→ What to do
Retype the complete listing exactly as it appears.

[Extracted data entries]
┌──
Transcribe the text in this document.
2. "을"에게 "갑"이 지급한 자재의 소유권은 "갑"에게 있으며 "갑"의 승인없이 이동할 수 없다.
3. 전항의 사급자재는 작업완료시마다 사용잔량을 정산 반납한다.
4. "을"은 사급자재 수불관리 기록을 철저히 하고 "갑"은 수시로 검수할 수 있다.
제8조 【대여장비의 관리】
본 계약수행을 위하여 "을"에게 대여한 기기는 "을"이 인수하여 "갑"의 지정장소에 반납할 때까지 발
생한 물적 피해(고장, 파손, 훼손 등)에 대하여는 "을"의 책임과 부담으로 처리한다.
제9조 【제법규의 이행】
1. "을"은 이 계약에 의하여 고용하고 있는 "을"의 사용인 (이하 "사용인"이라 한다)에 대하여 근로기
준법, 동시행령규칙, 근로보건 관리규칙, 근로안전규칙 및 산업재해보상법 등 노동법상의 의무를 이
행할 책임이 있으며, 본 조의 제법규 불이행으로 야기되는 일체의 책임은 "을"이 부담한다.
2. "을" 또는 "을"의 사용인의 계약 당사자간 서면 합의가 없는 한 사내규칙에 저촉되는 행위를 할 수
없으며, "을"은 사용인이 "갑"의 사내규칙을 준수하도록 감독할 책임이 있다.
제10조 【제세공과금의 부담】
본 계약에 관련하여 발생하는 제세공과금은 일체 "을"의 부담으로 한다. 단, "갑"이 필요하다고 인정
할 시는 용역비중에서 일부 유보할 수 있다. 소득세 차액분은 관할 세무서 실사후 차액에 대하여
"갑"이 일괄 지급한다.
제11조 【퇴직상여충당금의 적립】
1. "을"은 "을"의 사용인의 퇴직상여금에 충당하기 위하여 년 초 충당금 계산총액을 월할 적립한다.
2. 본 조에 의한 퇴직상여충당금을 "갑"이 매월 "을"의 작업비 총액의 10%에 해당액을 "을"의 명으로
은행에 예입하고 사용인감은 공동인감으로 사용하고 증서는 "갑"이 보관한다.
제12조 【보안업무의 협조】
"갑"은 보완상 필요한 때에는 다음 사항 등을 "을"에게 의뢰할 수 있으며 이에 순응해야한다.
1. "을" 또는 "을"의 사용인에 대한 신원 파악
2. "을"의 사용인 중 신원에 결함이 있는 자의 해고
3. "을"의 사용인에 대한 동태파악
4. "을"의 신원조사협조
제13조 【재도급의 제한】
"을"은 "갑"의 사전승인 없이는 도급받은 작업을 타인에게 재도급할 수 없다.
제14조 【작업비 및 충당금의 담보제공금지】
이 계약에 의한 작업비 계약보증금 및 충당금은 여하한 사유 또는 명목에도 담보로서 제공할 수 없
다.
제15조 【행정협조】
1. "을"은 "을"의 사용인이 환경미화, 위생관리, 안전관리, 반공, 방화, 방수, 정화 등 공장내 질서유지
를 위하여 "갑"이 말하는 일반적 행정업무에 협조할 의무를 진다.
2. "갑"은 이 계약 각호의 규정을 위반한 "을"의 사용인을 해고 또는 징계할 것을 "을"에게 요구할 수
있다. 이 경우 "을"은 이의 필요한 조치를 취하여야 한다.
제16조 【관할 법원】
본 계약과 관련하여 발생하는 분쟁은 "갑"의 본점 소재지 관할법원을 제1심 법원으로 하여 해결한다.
└──
→ Answer to this task
Transcribe the text in this document.
2. "을"에게 "갑"이 지급한 자재의 소유권은 "갑"에게 있으며 "갑"의 승인없이 이동할 수 없다.
3. 전항의 사급자재는 작업완료시마다 사용잔량을 정산 반납한다.
4. "을"은 사급자재 수불관리 기록을 철저히 하고 "갑"은 수시로 검수할 수 있다.
제8조 【대여장비의 관리】
본 계약수행을 위하여 "을"에게 대여한 기기는 "을"이 인수하여 "갑"의 지정장소에 반납할 때까지 발
생한 물적 피해(고장, 파손, 훼손 등)에 대하여는 "을"의 책임과 부담으로 처리한다.
제9조 【제법규의 이행】
1. "을"은 이 계약에 의하여 고용하고 있는 "을"의 사용인 (이하 "사용인"이라 한다)에 대하여 근로기
준법, 동시행령규칙, 근로보건 관리규칙, 근로안전규칙 및 산업재해보상법 등 노동법상의 의무를 이
행할 책임이 있으며, 본 조의 제법규 불이행으로 야기되는 일체의 책임은 "을"이 부담한다.
2. "을" 또는 "을"의 사용인의 계약 당사자간 서면 합의가 없는 한 사내규칙에 저촉되는 행위를 할 수
없으며, "을"은 사용인이 "갑"의 사내규칙을 준수하도록 감독할 책임이 있다.
제10조 【제세공과금의 부담】
본 계약에 관련하여 발생하는 제세공과금은 일체 "을"의 부담으로 한다. 단, "갑"이 필요하다고 인정
할 시는 용역비중에서 일부 유보할 수 있다. 소득세 차액분은 관할 세무서 실사후 차액에 대하여
"갑"이 일괄 지급한다.
제11조 【퇴직상여충당금의 적립】
1. "을"은 "을"의 사용인의 퇴직상여금에 충당하기 위하여 년 초 충당금 계산총액을 월할 적립한다.
2. 본 조에 의한 퇴직상여충당금을 "갑"이 매월 "을"의 작업비 총액의 10%에 해당액을 "을"의 명으로
은행에 예입하고 사용인감은 공동인감으로 사용하고 증서는 "갑"이 보관한다.
제12조 【보안업무의 협조】
"갑"은 보완상 필요한 때에는 다음 사항 등을 "을"에게 의뢰할 수 있으며 이에 순응해야한다.
1. "을" 또는 "을"의 사용인에 대한 신원 파악
2. "을"의 사용인 중 신원에 결함이 있는 자의 해고
3. "을"의 사용인에 대한 동태파악
4. "을"의 신원조사협조
제13조 【재도급의 제한】
"을"은 "갑"의 사전승인 없이는 도급받은 작업을 타인에게 재도급할 수 없다.
제14조 【작업비 및 충당금의 담보제공금지】
이 계약에 의한 작업비 계약보증금 및 충당금은 여하한 사유 또는 명목에도 담보로서 제공할 수 없
다.
제15조 【행정협조】
1. "을"은 "을"의 사용인이 환경미화, 위생관리, 안전관리, 반공, 방화, 방수, 정화 등 공장내 질서유지
를 위하여 "갑"이 말하는 일반적 행정업무에 협조할 의무를 진다.
2. "갑"은 이 계약 각호의 규정을 위반한 "을"의 사용인을 해고 또는 징계할 것을 "을"에게 요구할 수
있다. 이 경우 "을"은 이의 필요한 조치를 취하여야 한다.
제16조 【관할 법원】
본 계약과 관련하여 발생하는 분쟁은 "갑"의 본점 소재지 관할법원을 제1심 법원으로 하여 해결한다.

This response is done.